• _WORK REQUIRED_: Send each entry back exactly as given, pictures excluded.

• _DATA SECTION_:
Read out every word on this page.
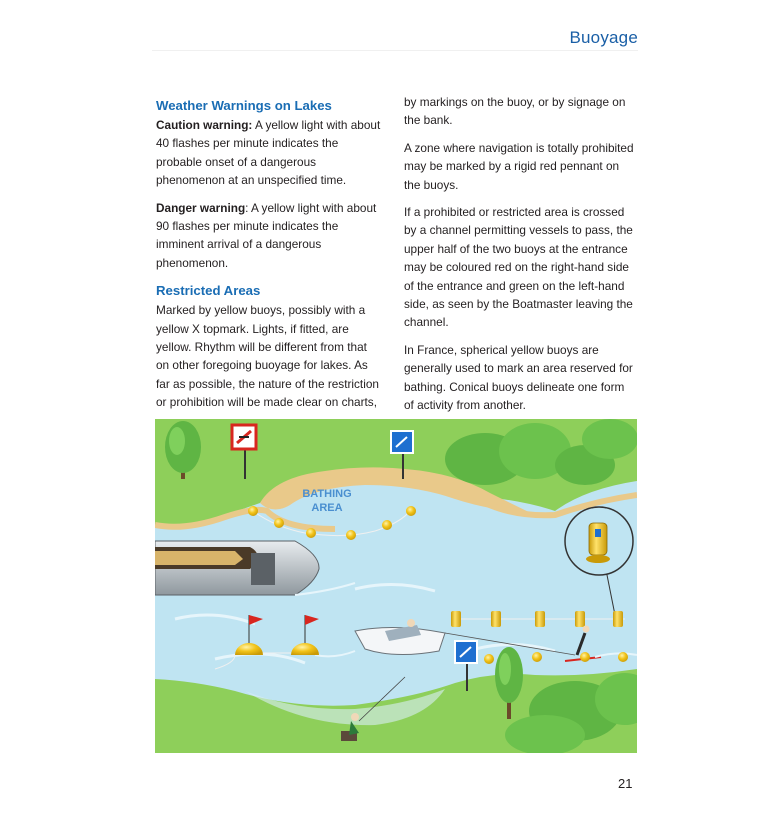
Buoyage
Weather Warnings on Lakes

Caution warning: A yellow light with about 40 flashes per minute indicates the probable onset of a dangerous phenomenon at an unspecified time.

Danger warning: A yellow light with about 90 flashes per minute indicates the imminent arrival of a dangerous phenomenon.

Restricted Areas

Marked by yellow buoys, possibly with a yellow X topmark. Lights, if fitted, are yellow. Rhythm will be different from that on other foregoing buoyage for lakes. As far as possible, the nature of the restriction or prohibition will be made clear on charts,

by markings on the buoy, or by signage on the bank.

A zone where navigation is totally prohibited may be marked by a rigid red pennant on the buoys.

If a prohibited or restricted area is crossed by a channel permitting vessels to pass, the upper half of the two buoys at the entrance may be coloured red on the right-hand side of the entrance and green on the left-hand side, as seen by the Boatmaster leaving the channel.

In France, spherical yellow buoys are generally used to mark an area reserved for bathing. Conical buoys delineate one form of activity from another.

BATHING
AREA
21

• _ANSWER TO THIS TASK_:
Read out every word on this page.
Buoyage
Weather Warnings on Lakes

Caution warning: A yellow light with about 40 flashes per minute indicates the probable onset of a dangerous phenomenon at an unspecified time.

Danger warning: A yellow light with about 90 flashes per minute indicates the imminent arrival of a dangerous phenomenon.

Restricted Areas

Marked by yellow buoys, possibly with a yellow X topmark. Lights, if fitted, are yellow. Rhythm will be different from that on other foregoing buoyage for lakes. As far as possible, the nature of the restriction or prohibition will be made clear on charts,

by markings on the buoy, or by signage on the bank.

A zone where navigation is totally prohibited may be marked by a rigid red pennant on the buoys.

If a prohibited or restricted area is crossed by a channel permitting vessels to pass, the upper half of the two buoys at the entrance may be coloured red on the right-hand side of the entrance and green on the left-hand side, as seen by the Boatmaster leaving the channel.

In France, spherical yellow buoys are generally used to mark an area reserved for bathing. Conical buoys delineate one form of activity from another.

BATHING
AREA
21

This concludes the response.